• Instructions to follow
Could you give the entries from the line with "Find 50 of the" up to and including the line with "number-field[interactable]: Y 7.26" as a two-column CSV with the headers "instruction" and "reply", one row per entry? Put each entry's text and its answer in a single quoted field apiece, turn line breaks into spaces, and leave the pictures out.

:: Recorded data ::

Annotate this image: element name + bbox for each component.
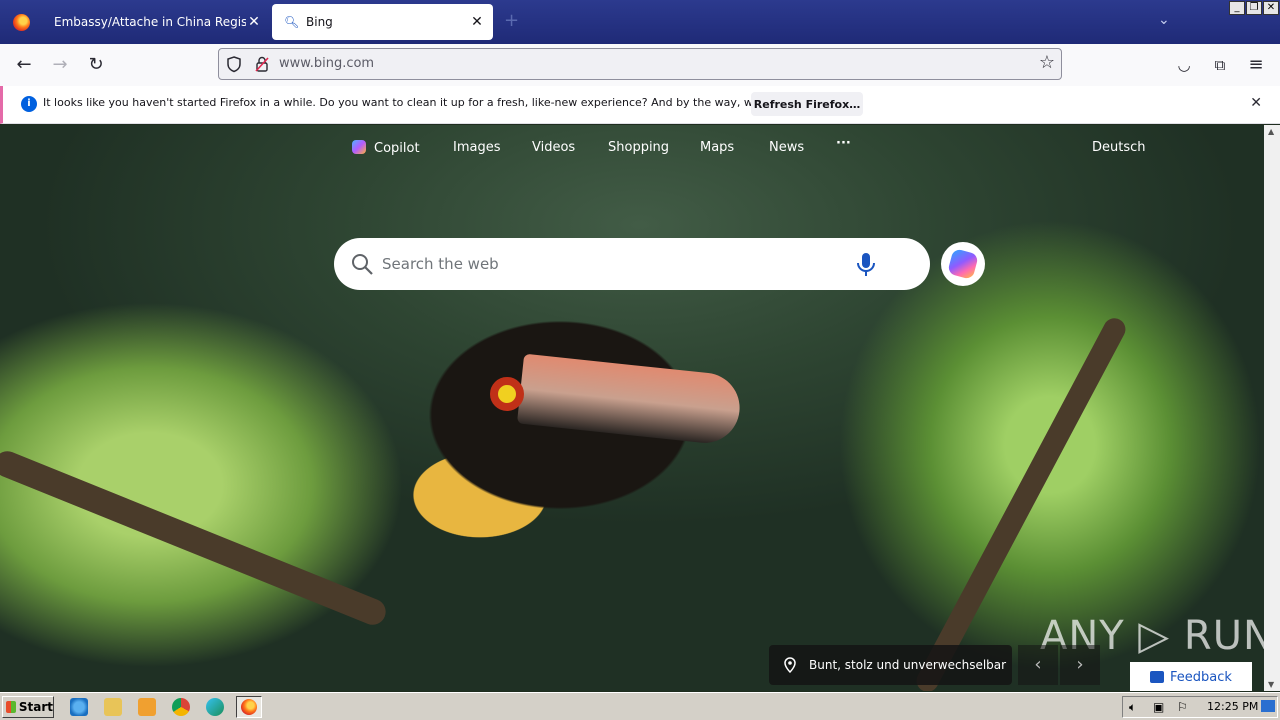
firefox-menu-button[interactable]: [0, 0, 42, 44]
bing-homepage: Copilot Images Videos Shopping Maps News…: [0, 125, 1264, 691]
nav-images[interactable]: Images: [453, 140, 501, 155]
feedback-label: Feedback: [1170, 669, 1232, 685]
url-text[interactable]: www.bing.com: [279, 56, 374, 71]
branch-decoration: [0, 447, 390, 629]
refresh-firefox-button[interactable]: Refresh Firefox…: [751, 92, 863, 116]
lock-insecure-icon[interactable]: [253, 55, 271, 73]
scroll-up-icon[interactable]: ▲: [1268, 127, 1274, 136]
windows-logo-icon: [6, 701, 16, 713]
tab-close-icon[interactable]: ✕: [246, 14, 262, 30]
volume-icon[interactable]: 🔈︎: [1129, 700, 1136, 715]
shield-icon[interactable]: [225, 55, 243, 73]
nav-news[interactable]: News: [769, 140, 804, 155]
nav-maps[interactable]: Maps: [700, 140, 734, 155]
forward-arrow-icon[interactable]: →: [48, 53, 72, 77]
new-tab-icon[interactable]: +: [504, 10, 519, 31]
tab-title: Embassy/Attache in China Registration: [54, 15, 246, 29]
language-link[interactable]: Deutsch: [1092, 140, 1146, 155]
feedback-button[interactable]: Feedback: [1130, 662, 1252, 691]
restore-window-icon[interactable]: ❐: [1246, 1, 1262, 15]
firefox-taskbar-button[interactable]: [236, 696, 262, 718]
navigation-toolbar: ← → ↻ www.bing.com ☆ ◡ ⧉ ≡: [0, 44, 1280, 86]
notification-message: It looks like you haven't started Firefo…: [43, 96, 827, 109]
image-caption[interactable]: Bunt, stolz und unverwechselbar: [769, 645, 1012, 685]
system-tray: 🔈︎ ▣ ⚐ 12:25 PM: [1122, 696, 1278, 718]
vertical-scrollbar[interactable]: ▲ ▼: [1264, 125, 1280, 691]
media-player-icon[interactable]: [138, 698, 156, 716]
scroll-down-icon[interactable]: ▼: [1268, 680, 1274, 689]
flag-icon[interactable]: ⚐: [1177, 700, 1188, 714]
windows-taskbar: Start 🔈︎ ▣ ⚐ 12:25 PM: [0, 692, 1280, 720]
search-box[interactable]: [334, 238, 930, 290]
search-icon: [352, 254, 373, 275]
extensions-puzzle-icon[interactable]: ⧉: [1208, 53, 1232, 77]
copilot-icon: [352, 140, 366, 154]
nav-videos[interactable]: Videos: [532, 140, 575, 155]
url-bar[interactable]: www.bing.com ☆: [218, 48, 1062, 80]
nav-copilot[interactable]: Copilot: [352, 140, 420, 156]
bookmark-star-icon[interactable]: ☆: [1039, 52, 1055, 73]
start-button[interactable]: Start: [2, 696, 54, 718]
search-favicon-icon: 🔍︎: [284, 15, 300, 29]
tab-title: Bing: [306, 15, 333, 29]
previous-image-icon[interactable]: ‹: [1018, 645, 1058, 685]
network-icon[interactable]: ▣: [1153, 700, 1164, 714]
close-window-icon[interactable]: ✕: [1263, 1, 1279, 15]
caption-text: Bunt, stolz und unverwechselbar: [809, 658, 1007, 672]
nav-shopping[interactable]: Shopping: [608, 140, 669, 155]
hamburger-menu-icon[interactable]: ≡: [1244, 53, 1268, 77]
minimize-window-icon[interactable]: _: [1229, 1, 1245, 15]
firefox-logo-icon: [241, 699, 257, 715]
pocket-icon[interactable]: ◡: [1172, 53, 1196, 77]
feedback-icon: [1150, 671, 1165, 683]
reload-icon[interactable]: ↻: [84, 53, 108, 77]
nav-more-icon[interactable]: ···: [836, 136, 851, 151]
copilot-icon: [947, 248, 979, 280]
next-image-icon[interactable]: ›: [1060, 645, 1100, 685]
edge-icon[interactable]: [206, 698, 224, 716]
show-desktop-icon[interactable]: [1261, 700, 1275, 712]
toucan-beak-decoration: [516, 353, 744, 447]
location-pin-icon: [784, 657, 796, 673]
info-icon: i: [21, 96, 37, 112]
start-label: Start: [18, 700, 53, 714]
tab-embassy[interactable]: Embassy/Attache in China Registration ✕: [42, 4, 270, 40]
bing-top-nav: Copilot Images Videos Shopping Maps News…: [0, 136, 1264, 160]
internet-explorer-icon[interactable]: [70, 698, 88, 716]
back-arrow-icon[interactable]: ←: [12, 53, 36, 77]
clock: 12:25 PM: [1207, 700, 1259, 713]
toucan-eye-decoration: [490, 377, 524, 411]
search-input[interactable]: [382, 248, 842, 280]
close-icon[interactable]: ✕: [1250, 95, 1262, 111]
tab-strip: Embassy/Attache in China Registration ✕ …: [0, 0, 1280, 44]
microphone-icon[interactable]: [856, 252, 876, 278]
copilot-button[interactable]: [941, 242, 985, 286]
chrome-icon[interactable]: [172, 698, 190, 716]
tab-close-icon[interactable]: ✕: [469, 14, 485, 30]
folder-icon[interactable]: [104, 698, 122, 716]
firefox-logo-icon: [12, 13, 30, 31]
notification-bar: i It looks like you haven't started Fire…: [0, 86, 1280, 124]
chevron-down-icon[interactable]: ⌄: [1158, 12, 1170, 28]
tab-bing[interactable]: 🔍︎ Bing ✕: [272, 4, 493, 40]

:::
:: Recorded data ::

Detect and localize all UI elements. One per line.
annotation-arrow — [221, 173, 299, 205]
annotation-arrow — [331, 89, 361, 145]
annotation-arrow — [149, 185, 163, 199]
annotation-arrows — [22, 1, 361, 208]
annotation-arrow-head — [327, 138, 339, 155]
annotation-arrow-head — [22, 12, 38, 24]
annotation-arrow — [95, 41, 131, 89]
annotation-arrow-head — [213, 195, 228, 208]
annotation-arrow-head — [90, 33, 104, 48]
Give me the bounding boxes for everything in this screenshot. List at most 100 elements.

:::
:: Recorded data ::

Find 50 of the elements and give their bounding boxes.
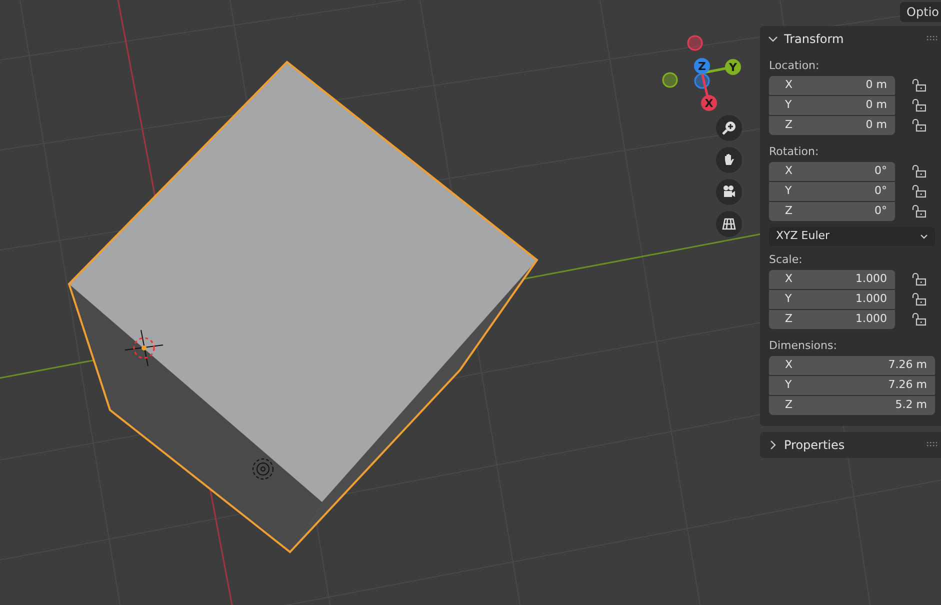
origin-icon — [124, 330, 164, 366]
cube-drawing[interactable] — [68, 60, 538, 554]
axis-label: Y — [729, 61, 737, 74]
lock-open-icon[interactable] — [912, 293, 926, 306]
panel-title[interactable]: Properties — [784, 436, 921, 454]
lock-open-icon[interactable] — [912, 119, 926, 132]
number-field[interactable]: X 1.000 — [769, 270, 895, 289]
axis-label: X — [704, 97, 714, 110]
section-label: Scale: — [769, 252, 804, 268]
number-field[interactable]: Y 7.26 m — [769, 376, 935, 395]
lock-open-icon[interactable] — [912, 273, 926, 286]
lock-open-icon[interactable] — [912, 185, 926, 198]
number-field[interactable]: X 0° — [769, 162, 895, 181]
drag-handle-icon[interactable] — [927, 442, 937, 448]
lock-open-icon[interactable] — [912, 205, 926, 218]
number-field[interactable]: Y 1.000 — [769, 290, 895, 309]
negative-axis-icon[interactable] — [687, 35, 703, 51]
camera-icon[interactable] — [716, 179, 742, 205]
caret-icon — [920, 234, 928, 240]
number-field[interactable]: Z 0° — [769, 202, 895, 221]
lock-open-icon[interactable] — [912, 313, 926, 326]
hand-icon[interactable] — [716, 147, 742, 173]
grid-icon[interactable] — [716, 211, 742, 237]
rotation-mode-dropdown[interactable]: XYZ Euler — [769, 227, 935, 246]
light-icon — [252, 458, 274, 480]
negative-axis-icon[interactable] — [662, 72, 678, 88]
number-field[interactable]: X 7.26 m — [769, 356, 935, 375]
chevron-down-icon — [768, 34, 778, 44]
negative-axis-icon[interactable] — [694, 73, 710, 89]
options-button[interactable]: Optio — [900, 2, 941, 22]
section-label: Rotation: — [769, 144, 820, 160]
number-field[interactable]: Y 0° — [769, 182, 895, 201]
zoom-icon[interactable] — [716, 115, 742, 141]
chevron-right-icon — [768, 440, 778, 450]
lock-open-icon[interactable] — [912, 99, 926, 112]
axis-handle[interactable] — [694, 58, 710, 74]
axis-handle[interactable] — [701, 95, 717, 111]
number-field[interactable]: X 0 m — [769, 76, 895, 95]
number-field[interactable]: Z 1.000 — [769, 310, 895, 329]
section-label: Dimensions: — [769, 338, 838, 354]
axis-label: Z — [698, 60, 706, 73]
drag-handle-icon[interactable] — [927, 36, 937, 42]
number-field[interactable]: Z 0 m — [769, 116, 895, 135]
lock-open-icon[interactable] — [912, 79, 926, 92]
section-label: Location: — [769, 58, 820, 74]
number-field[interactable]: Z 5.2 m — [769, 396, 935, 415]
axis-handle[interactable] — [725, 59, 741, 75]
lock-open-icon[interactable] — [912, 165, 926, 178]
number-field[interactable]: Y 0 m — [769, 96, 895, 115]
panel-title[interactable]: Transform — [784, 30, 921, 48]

:::

• Response to this task
instruction,reply
"Find 50 of the elements and give their bounding boxes.","origin-icon — [124, 330, 164, 366] cube-drawing[interactable] — [68, 60, 538, 554] axis-label: Y — [729, 61, 737, 74] lock-open-icon[interactable] — [912, 293, 926, 306] panel-title[interactable]: Properties — [784, 436, 921, 454] lock-open-icon[interactable] — [912, 119, 926, 132] number-field[interactable]: X 1.000 — [769, 270, 895, 289] axis-label: X — [704, 97, 714, 110] section-label: Scale: — [769, 252, 804, 268] number-field[interactable]: Y 7.26 m — [769, 376, 935, 395]"